#### Supplied information:
----

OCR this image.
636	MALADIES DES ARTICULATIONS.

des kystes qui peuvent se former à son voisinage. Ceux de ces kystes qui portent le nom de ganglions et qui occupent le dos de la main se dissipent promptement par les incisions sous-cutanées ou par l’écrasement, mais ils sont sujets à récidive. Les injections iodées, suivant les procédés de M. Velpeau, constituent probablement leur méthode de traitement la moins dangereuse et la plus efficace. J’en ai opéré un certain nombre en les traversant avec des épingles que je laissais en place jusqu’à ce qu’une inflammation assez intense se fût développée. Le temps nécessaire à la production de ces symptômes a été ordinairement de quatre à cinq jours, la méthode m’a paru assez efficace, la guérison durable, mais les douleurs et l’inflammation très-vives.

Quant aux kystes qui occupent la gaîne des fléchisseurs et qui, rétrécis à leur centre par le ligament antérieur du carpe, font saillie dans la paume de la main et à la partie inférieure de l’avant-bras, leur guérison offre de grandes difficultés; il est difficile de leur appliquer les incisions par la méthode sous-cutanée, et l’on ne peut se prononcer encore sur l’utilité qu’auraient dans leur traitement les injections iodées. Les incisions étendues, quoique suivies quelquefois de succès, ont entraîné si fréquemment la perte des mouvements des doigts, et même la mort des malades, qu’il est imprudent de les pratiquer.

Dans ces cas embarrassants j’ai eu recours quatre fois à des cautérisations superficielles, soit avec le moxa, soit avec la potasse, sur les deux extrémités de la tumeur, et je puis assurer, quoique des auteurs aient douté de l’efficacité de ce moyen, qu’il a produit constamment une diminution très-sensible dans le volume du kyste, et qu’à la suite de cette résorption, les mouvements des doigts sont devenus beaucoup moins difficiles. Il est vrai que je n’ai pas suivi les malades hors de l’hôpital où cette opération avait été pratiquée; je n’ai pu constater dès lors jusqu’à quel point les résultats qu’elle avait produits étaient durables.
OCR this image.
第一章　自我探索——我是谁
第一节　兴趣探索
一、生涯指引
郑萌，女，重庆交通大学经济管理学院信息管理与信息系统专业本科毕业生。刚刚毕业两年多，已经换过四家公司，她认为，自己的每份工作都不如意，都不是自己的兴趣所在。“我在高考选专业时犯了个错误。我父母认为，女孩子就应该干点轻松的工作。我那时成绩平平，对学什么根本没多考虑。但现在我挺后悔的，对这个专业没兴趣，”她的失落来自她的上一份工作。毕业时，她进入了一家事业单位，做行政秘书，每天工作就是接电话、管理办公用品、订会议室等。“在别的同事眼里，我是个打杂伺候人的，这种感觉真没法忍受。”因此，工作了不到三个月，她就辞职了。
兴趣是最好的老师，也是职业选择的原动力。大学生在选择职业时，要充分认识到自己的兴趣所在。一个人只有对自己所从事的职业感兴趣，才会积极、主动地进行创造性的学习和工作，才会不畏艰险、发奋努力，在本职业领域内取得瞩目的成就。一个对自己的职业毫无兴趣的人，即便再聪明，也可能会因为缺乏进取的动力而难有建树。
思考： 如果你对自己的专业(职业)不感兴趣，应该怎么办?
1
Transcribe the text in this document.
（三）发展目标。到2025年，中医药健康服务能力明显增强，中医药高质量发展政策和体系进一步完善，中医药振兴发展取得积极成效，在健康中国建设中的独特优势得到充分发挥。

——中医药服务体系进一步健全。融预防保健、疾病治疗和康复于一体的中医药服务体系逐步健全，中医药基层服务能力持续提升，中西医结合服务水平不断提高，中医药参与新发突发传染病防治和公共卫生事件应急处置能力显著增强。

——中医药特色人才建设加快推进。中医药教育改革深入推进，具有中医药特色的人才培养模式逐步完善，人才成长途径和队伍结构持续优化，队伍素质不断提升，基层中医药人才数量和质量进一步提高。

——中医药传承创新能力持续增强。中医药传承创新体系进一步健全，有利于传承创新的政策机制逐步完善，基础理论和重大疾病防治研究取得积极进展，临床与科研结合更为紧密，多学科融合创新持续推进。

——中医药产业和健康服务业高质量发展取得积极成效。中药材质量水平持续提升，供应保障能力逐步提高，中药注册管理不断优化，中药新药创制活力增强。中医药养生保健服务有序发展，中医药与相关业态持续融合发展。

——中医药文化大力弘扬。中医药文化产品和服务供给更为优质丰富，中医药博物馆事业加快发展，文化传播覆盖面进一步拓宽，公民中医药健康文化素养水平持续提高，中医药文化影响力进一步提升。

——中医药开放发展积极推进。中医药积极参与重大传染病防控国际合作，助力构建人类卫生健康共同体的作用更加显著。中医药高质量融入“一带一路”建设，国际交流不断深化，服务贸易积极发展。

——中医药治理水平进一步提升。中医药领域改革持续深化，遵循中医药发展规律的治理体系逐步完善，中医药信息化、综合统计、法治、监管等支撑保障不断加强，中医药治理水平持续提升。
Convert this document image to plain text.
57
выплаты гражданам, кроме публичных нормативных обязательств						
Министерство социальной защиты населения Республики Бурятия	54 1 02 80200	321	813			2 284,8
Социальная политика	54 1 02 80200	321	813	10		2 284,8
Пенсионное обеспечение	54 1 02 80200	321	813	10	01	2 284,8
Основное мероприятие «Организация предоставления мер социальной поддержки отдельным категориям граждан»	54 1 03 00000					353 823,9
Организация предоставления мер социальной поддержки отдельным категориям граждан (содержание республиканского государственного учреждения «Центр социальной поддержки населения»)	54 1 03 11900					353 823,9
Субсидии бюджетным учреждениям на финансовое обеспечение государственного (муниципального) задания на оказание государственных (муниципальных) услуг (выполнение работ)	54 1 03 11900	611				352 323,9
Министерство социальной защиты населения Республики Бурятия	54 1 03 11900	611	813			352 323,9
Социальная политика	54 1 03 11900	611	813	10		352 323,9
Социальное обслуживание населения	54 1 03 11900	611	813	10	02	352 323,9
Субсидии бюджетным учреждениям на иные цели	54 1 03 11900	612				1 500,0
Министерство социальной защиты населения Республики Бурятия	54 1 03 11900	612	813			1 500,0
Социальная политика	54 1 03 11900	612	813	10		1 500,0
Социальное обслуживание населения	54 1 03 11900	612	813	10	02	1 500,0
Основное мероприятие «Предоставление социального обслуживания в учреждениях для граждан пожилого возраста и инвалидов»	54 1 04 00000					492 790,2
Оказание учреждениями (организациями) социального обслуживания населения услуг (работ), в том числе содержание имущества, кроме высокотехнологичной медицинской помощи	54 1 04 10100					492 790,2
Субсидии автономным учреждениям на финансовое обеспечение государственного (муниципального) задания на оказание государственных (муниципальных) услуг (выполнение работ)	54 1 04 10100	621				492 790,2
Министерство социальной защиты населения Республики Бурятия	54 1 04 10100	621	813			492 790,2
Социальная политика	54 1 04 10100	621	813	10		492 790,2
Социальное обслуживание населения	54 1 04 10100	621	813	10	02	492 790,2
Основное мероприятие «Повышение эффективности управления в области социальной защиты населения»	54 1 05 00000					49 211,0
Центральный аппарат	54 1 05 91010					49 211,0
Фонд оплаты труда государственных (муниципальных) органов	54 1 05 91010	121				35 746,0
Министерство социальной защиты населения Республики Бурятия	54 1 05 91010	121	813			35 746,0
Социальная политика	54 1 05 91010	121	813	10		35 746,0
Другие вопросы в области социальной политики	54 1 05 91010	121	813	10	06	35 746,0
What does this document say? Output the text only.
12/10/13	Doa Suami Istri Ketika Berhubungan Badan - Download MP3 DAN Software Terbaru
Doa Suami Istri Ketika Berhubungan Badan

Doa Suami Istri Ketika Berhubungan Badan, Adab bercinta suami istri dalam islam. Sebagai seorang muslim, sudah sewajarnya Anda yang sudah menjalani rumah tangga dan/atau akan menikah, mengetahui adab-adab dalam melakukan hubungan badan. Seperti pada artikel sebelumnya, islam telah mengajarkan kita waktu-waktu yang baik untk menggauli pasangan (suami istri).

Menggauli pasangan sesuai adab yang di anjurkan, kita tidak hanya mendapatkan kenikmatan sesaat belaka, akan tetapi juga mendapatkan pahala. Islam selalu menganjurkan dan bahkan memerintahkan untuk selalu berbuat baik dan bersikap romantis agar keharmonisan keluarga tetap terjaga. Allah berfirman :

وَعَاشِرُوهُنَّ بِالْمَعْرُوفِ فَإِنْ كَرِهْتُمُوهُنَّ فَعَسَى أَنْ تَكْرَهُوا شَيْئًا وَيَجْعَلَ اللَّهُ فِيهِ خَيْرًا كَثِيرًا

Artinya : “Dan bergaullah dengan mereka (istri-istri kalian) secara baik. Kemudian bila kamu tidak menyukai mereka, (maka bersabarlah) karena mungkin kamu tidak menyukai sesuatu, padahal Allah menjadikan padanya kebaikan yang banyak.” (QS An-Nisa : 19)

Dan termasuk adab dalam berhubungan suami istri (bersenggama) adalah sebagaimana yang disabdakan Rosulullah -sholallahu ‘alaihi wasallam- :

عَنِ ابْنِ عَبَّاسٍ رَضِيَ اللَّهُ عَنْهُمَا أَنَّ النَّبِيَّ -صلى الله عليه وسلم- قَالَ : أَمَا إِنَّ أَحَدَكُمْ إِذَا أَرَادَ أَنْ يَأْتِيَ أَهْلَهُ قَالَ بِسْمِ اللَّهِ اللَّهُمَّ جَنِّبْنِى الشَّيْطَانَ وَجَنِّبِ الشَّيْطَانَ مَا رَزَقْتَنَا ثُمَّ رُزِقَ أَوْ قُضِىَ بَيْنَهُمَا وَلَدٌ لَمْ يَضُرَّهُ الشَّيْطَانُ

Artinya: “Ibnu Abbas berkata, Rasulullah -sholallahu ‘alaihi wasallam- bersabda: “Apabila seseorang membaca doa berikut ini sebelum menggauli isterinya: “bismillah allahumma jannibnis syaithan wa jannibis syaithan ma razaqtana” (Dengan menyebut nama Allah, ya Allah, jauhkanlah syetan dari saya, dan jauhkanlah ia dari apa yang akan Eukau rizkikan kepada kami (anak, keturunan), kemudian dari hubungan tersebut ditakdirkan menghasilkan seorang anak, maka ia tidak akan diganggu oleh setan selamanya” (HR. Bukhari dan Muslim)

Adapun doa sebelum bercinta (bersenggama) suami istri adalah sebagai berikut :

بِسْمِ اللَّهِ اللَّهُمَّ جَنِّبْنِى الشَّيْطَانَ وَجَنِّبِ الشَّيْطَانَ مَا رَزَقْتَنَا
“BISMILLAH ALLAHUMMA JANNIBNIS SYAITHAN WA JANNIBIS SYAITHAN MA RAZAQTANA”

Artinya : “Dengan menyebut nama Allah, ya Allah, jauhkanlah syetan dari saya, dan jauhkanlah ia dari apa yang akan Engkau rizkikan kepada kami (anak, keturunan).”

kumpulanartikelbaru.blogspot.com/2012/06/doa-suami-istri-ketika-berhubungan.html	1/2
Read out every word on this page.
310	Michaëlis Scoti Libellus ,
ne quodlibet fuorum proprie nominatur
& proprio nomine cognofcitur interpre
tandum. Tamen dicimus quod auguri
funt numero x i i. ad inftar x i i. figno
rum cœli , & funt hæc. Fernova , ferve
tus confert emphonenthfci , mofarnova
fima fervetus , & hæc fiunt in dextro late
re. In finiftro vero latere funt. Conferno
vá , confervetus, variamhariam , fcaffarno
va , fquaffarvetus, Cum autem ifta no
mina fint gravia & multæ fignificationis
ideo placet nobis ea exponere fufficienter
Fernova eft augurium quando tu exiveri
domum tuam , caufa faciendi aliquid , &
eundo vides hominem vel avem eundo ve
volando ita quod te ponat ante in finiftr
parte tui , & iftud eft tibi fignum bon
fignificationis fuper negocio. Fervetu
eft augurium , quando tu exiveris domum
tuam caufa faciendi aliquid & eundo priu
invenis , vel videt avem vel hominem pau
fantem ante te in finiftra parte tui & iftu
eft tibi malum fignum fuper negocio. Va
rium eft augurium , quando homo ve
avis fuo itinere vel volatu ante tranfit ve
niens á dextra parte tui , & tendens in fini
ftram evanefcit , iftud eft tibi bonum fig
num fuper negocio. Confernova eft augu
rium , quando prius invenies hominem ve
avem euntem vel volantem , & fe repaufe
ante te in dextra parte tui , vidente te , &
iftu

----

#### Short exercise:
The lines above form a set of records; determine how many of them contain the string "caufa" and give that number alone.

#### Finished task:
2